WRITTEN PROBLEM :: In the listing below, find every line with the string "ссылки" and pull it out.

(A run of records)
(begin)
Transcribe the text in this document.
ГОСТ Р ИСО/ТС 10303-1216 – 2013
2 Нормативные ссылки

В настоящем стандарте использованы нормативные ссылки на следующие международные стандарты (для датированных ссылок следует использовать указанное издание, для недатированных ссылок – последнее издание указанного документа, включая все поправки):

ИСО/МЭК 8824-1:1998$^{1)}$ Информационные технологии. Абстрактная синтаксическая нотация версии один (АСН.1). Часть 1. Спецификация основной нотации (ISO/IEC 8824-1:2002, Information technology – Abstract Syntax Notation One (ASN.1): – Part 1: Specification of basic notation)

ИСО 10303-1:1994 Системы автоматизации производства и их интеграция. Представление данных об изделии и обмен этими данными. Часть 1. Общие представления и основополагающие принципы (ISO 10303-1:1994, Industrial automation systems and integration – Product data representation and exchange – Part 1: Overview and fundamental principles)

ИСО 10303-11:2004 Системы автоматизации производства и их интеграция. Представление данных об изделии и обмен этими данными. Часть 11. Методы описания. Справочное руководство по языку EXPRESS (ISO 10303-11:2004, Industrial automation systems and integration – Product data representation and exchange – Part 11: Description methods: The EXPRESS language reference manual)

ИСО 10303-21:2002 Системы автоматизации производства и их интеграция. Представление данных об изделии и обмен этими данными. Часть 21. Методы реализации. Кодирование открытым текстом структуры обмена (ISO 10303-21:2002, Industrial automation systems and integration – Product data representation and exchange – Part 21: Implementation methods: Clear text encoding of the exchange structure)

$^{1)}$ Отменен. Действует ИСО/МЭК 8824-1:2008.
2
(end)
ANSWER TO THE EXERCISE ::
2 Нормативные ссылки
В настоящем стандарте использованы нормативные ссылки на следующие международные стандарты (для датированных ссылок следует использовать указанное издание, для недатированных ссылок – последнее издание указанного документа, включая все поправки):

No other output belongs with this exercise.